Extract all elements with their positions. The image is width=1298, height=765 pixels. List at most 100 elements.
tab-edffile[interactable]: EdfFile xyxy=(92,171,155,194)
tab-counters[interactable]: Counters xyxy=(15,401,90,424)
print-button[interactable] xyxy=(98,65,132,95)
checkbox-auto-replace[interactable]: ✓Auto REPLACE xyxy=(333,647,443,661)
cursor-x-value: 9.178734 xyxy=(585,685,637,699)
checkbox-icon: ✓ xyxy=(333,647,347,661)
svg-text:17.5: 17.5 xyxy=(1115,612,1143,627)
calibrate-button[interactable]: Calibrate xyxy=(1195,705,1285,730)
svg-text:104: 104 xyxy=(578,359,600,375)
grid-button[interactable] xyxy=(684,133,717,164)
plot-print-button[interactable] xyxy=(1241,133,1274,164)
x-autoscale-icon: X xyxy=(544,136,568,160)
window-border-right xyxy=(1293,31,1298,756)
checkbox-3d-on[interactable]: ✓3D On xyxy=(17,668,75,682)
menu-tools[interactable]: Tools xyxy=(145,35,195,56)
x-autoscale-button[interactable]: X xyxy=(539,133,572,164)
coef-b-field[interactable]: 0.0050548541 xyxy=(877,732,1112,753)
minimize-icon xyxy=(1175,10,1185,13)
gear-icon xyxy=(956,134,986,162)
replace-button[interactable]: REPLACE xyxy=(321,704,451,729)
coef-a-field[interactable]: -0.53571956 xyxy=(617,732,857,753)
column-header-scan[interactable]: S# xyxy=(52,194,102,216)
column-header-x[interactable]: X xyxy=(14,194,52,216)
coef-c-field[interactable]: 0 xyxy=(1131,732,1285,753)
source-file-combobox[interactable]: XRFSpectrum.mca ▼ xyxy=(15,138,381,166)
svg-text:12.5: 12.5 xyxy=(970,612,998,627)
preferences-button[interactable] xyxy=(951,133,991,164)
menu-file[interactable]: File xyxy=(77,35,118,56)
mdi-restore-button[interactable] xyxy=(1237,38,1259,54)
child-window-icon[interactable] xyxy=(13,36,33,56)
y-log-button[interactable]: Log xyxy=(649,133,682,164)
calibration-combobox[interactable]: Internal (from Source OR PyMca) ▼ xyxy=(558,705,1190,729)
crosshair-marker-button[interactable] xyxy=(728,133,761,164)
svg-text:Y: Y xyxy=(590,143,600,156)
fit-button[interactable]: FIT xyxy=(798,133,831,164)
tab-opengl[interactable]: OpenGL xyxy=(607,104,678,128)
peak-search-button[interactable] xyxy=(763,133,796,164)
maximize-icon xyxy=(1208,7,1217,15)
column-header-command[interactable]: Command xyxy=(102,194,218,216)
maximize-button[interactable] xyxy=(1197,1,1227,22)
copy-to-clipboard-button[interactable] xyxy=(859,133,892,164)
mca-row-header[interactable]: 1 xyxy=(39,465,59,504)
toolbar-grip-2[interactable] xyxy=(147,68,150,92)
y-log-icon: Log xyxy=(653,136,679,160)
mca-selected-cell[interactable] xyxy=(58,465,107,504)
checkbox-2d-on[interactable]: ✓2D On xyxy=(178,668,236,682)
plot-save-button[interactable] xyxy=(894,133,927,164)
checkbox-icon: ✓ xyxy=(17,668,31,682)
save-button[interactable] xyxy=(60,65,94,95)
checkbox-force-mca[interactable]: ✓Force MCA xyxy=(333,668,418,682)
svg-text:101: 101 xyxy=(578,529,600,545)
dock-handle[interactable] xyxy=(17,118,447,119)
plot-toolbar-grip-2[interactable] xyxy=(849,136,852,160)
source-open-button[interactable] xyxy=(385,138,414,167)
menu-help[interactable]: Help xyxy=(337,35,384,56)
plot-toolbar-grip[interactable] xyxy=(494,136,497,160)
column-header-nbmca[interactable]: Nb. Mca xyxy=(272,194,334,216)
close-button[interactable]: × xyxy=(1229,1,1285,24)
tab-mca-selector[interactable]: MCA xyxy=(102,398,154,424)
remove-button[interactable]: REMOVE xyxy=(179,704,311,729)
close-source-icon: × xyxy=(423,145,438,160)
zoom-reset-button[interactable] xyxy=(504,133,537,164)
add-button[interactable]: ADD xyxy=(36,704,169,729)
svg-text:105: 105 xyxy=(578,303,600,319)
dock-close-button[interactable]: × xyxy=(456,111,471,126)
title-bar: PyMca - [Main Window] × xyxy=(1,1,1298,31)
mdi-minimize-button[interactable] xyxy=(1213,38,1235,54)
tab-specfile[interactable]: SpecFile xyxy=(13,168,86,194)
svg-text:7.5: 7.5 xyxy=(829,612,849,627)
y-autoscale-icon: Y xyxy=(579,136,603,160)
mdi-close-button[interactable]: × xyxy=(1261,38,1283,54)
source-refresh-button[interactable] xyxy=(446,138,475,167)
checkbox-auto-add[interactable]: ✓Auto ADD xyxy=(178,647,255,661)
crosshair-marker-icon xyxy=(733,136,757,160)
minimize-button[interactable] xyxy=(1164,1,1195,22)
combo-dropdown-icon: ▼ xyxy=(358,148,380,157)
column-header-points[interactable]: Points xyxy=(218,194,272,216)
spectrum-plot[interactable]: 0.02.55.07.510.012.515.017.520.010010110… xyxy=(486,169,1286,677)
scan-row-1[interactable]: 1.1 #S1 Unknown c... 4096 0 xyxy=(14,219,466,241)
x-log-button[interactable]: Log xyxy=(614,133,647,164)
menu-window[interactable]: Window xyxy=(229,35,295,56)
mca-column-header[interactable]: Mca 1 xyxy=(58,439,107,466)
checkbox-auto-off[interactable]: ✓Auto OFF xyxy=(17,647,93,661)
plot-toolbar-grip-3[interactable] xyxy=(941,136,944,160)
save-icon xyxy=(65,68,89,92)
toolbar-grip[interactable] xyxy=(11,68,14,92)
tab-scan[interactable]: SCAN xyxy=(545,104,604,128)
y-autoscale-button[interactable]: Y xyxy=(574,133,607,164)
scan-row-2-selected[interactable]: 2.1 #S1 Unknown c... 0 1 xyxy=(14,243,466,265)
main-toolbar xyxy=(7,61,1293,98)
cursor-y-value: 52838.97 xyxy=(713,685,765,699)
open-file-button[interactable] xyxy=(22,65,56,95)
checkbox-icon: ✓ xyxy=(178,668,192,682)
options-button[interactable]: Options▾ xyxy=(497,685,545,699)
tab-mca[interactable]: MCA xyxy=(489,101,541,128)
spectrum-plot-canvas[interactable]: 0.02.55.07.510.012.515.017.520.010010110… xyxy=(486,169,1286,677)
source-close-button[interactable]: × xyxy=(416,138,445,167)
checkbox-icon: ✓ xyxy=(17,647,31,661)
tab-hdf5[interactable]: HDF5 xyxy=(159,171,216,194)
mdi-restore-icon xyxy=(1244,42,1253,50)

┄┄┄┄┄┄┄┄┄┄

- [To do]
Count the lines in the entries above that contain the string "menu", treating uppercase and lowercase letters as different. Reply with the number alone.

- [Reply]
4